═════ Record excerpts ═════

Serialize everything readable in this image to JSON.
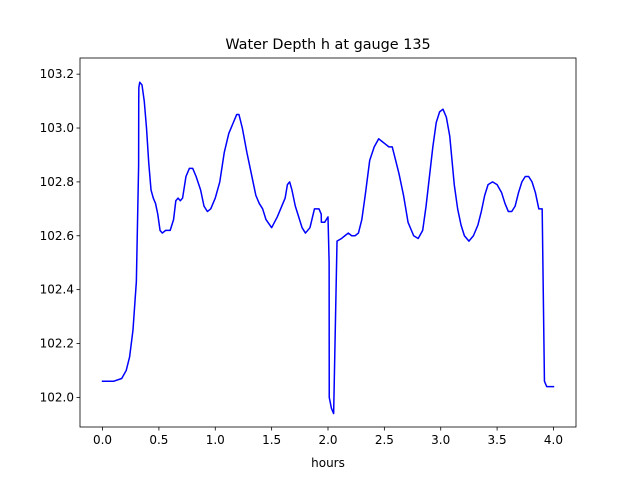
{
  "chart_data": {
    "type": "line",
    "title": "Water Depth h at gauge 135",
    "xlabel": "hours",
    "ylabel": "",
    "xlim": [
      -0.2,
      4.2
    ],
    "ylim": [
      101.89,
      103.26
    ],
    "xticks": [
      0.0,
      0.5,
      1.0,
      1.5,
      2.0,
      2.5,
      3.0,
      3.5,
      4.0
    ],
    "xtick_labels": [
      "0.0",
      "0.5",
      "1.0",
      "1.5",
      "2.0",
      "2.5",
      "3.0",
      "3.5",
      "4.0"
    ],
    "yticks": [
      102.0,
      102.2,
      102.4,
      102.6,
      102.8,
      103.0,
      103.2
    ],
    "ytick_labels": [
      "102.0",
      "102.2",
      "102.4",
      "102.6",
      "102.8",
      "103.0",
      "103.2"
    ],
    "grid": false,
    "legend": "none",
    "series": [
      {
        "color": "#0000ff",
        "x": [
          0.0,
          0.1,
          0.17,
          0.21,
          0.24,
          0.27,
          0.3,
          0.32,
          0.321,
          0.322,
          0.33,
          0.35,
          0.37,
          0.39,
          0.41,
          0.43,
          0.45,
          0.47,
          0.49,
          0.51,
          0.53,
          0.56,
          0.6,
          0.63,
          0.65,
          0.67,
          0.69,
          0.71,
          0.74,
          0.77,
          0.8,
          0.83,
          0.87,
          0.9,
          0.93,
          0.96,
          1.0,
          1.04,
          1.08,
          1.12,
          1.16,
          1.19,
          1.21,
          1.24,
          1.28,
          1.32,
          1.36,
          1.39,
          1.42,
          1.45,
          1.5,
          1.55,
          1.6,
          1.62,
          1.64,
          1.66,
          1.68,
          1.71,
          1.74,
          1.77,
          1.8,
          1.84,
          1.88,
          1.92,
          1.94,
          1.941,
          1.97,
          2.0,
          2.01,
          2.011,
          2.03,
          2.05,
          2.08,
          2.12,
          2.15,
          2.18,
          2.21,
          2.24,
          2.27,
          2.3,
          2.33,
          2.37,
          2.41,
          2.45,
          2.48,
          2.51,
          2.54,
          2.57,
          2.6,
          2.63,
          2.67,
          2.71,
          2.76,
          2.8,
          2.84,
          2.87,
          2.9,
          2.93,
          2.96,
          2.99,
          3.02,
          3.05,
          3.08,
          3.1,
          3.12,
          3.15,
          3.18,
          3.21,
          3.25,
          3.29,
          3.33,
          3.36,
          3.39,
          3.42,
          3.46,
          3.5,
          3.54,
          3.57,
          3.6,
          3.63,
          3.66,
          3.69,
          3.72,
          3.75,
          3.78,
          3.81,
          3.84,
          3.87,
          3.9,
          3.92,
          3.94,
          3.96,
          3.98,
          3.99,
          3.991,
          4.0
        ],
        "y": [
          102.06,
          102.06,
          102.07,
          102.1,
          102.15,
          102.25,
          102.43,
          102.86,
          103.09,
          103.15,
          103.17,
          103.16,
          103.1,
          103.0,
          102.87,
          102.77,
          102.74,
          102.72,
          102.68,
          102.62,
          102.61,
          102.62,
          102.62,
          102.66,
          102.73,
          102.74,
          102.73,
          102.74,
          102.82,
          102.85,
          102.85,
          102.82,
          102.77,
          102.71,
          102.69,
          102.7,
          102.74,
          102.8,
          102.91,
          102.98,
          103.02,
          103.05,
          103.05,
          103.0,
          102.91,
          102.83,
          102.75,
          102.72,
          102.7,
          102.66,
          102.63,
          102.67,
          102.72,
          102.74,
          102.79,
          102.8,
          102.77,
          102.71,
          102.67,
          102.63,
          102.61,
          102.63,
          102.7,
          102.7,
          102.68,
          102.65,
          102.65,
          102.67,
          102.5,
          102.0,
          101.96,
          101.94,
          102.58,
          102.59,
          102.6,
          102.61,
          102.6,
          102.6,
          102.61,
          102.66,
          102.75,
          102.88,
          102.93,
          102.96,
          102.95,
          102.94,
          102.93,
          102.93,
          102.88,
          102.83,
          102.75,
          102.65,
          102.6,
          102.59,
          102.62,
          102.71,
          102.82,
          102.93,
          103.02,
          103.06,
          103.07,
          103.04,
          102.97,
          102.88,
          102.79,
          102.7,
          102.64,
          102.6,
          102.58,
          102.6,
          102.64,
          102.69,
          102.75,
          102.79,
          102.8,
          102.79,
          102.76,
          102.72,
          102.69,
          102.69,
          102.71,
          102.76,
          102.8,
          102.82,
          102.82,
          102.8,
          102.76,
          102.7,
          102.7,
          102.06,
          102.04,
          102.04,
          102.04,
          102.04,
          102.04,
          102.04
        ]
      }
    ]
  }
}
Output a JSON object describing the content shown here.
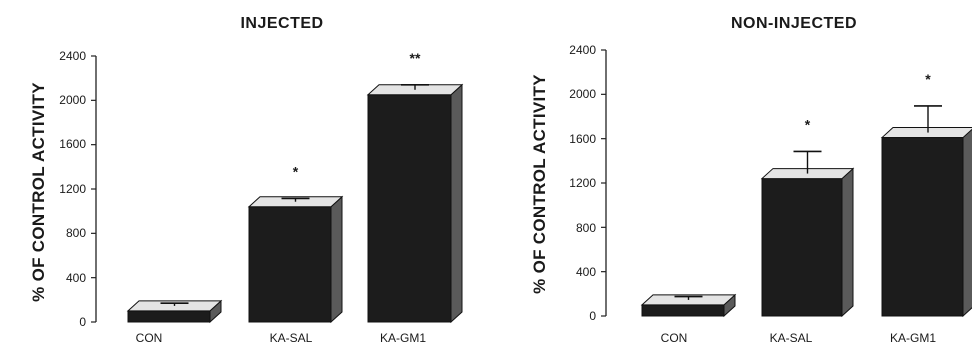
{
  "chart_data": [
    {
      "type": "bar",
      "title": "INJECTED",
      "ylabel": "% OF CONTROL ACTIVITY",
      "xlabel": "",
      "ylim": [
        0,
        2400
      ],
      "yticks": [
        "0",
        "400",
        "800",
        "1200",
        "1600",
        "2000",
        "2400"
      ],
      "categories": [
        "CON",
        "KA-SAL",
        "KA-GM1"
      ],
      "values": [
        100,
        1040,
        2050
      ],
      "errors": [
        25,
        30,
        45
      ],
      "significance": [
        "",
        "*",
        "**"
      ],
      "style": "3d",
      "bar_color": "#1c1c1c",
      "grid": false
    },
    {
      "type": "bar",
      "title": "NON-INJECTED",
      "ylabel": "% OF CONTROL ACTIVITY",
      "xlabel": "",
      "ylim": [
        0,
        2400
      ],
      "yticks": [
        "0",
        "400",
        "800",
        "1200",
        "1600",
        "2000",
        "2400"
      ],
      "categories": [
        "CON",
        "KA-SAL",
        "KA-GM1"
      ],
      "values": [
        100,
        1240,
        1610
      ],
      "errors": [
        30,
        200,
        240
      ],
      "significance": [
        "",
        "*",
        "*"
      ],
      "style": "3d",
      "bar_color": "#1c1c1c",
      "grid": false
    }
  ]
}
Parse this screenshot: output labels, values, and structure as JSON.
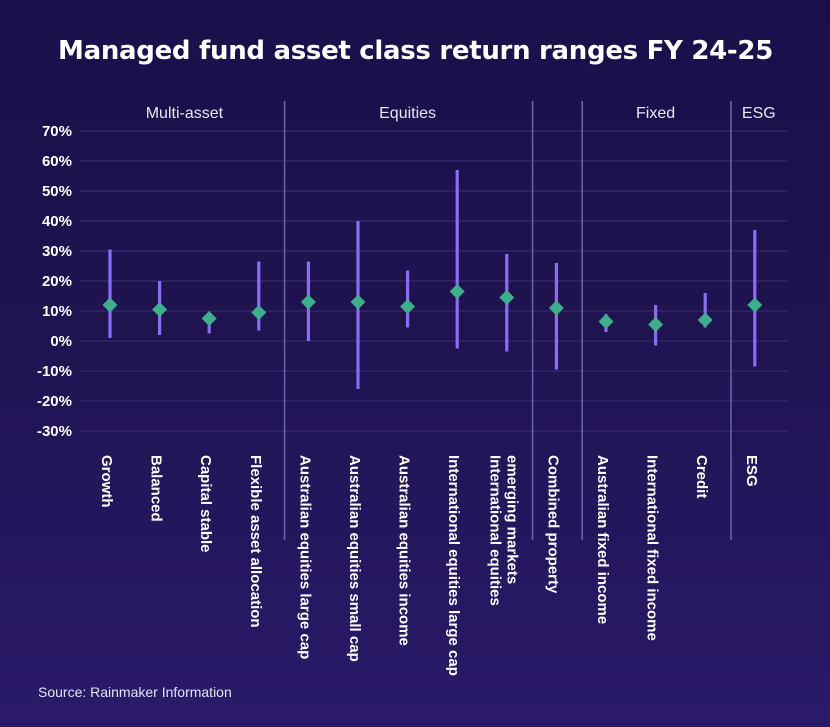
{
  "title": "Managed fund asset class return ranges FY 24-25",
  "source": "Source: Rainmaker Information",
  "colors": {
    "range_line": "#8b6cf5",
    "median_marker": "#3fae8c",
    "separator": "#6b5fa8",
    "grid": "#3b2f78"
  },
  "chart_data": {
    "type": "range",
    "title": "Managed fund asset class return ranges FY 24-25",
    "ylim": [
      -30,
      70
    ],
    "yticks": [
      "70%",
      "60%",
      "50%",
      "40%",
      "30%",
      "20%",
      "10%",
      "0%",
      "-10%",
      "-20%",
      "-30%"
    ],
    "ytick_values": [
      70,
      60,
      50,
      40,
      30,
      20,
      10,
      0,
      -10,
      -20,
      -30
    ],
    "groups": [
      {
        "name": "Multi-asset",
        "start": 0,
        "end": 3
      },
      {
        "name": "Equities",
        "start": 4,
        "end": 8
      },
      {
        "name": "",
        "start": 9,
        "end": 9
      },
      {
        "name": "Fixed",
        "start": 10,
        "end": 12
      },
      {
        "name": "ESG",
        "start": 13,
        "end": 13
      }
    ],
    "categories": [
      [
        "Growth"
      ],
      [
        "Balanced"
      ],
      [
        "Capital stable"
      ],
      [
        "Flexible asset allocation"
      ],
      [
        "Australian equities large cap"
      ],
      [
        "Australian equities small cap"
      ],
      [
        "Australian equities income"
      ],
      [
        "International equities large cap"
      ],
      [
        "International equities",
        "emerging markets"
      ],
      [
        "Combined property"
      ],
      [
        "Australian fixed income"
      ],
      [
        "International fixed income"
      ],
      [
        "Credit"
      ],
      [
        "ESG"
      ]
    ],
    "low": [
      1,
      2,
      2.5,
      3.5,
      0,
      -16,
      4.5,
      -2.5,
      -3.5,
      -9.5,
      3,
      -1.5,
      4.5,
      -8.5
    ],
    "high": [
      30.5,
      20,
      9,
      26.5,
      26.5,
      40,
      23.5,
      57,
      29,
      26,
      9,
      12,
      16,
      37
    ],
    "median": [
      12,
      10.5,
      7.5,
      9.5,
      13,
      13,
      11.5,
      16.5,
      14.5,
      11,
      6.5,
      5.5,
      7,
      12
    ],
    "grid": true,
    "legend": "none"
  }
}
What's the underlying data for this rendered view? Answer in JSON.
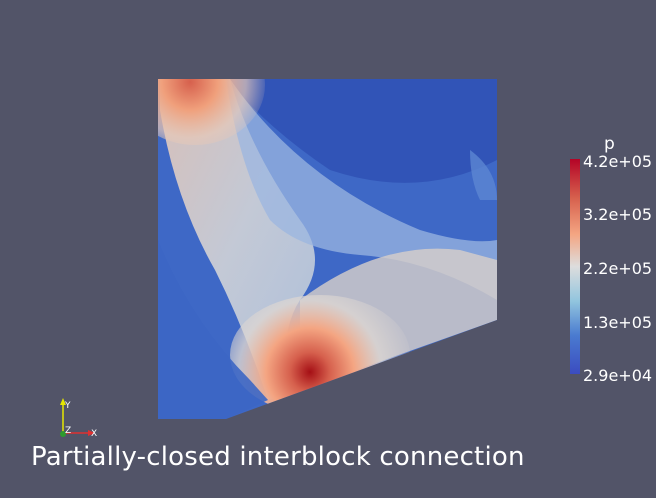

═════

> _Objective_
Copy every line from the records above that contains the word "fund".

> _Expected answer_
  "title": "Managed fund asset class return ranges FY 24-25",
    "title": "Managed fund asset class return ranges FY 24-25",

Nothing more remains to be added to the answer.